▸ **Direction**: Using the data below, copy each line that includes the word "Income".

Rows from a dataset:
□ □ □ □ □ □ □

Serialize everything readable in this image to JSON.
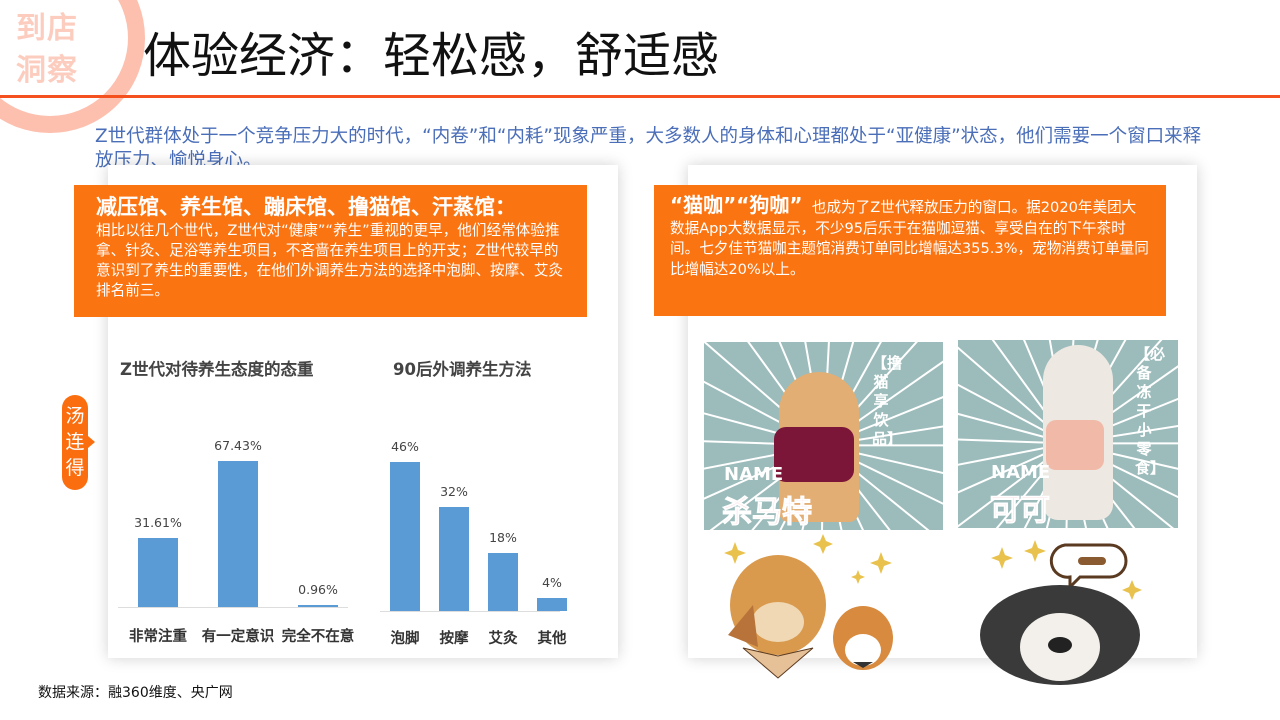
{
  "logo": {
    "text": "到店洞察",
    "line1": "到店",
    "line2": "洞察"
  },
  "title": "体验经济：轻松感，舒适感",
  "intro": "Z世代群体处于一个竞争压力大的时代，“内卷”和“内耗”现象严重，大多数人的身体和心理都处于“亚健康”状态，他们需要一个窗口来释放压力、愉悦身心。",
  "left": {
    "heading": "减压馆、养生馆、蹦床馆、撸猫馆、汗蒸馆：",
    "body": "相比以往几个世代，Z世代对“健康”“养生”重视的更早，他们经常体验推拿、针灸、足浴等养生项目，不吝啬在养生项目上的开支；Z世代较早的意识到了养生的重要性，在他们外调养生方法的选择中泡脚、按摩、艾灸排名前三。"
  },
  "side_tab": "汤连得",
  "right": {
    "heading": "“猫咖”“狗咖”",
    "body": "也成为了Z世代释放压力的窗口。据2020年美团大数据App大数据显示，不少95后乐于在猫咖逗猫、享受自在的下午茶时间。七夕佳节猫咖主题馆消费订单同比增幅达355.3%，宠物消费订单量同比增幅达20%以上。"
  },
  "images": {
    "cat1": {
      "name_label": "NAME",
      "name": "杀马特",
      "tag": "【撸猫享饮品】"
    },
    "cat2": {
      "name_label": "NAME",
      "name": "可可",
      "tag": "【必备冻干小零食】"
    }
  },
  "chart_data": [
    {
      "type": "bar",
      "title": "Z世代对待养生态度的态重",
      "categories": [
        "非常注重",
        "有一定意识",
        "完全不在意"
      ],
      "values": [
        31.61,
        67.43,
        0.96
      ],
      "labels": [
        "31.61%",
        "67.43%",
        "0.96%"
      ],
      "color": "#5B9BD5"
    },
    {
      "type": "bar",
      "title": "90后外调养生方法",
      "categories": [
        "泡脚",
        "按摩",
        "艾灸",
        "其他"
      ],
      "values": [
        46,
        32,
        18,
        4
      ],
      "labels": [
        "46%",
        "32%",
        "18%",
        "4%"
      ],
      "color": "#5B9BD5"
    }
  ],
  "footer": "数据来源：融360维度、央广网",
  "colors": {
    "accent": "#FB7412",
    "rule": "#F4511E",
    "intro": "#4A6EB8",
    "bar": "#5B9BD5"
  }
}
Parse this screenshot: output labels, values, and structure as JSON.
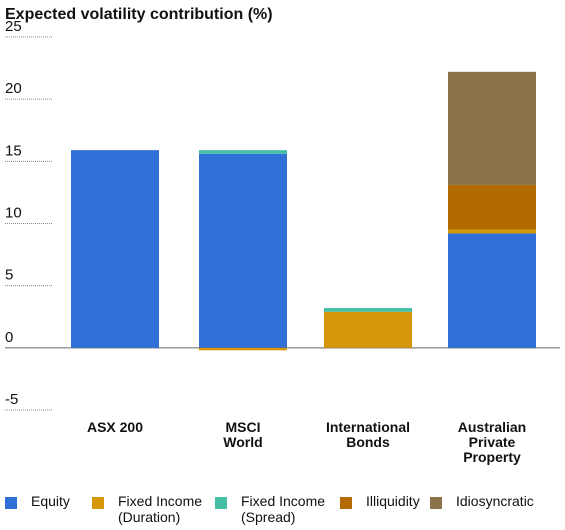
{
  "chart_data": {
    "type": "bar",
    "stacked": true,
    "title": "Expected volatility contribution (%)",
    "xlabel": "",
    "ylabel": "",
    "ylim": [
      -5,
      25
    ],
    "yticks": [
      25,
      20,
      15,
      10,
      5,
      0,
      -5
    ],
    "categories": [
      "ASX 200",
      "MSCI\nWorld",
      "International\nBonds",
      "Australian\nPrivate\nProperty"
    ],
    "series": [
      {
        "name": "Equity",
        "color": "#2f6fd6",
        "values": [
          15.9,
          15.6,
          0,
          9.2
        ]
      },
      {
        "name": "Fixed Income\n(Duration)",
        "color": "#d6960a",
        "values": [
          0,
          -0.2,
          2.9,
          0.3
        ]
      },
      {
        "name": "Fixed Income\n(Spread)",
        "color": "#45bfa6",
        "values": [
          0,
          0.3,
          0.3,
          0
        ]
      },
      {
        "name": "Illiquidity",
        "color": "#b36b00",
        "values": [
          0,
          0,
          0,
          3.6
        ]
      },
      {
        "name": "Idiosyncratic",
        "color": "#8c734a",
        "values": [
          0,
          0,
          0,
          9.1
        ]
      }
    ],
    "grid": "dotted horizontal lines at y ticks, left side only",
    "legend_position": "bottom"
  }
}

□ □ □ □ □ □ □

▸ **Answer for this exercise**:
        "name": "Fixed Income\n(Duration)",
        "name": "Fixed Income\n(Spread)",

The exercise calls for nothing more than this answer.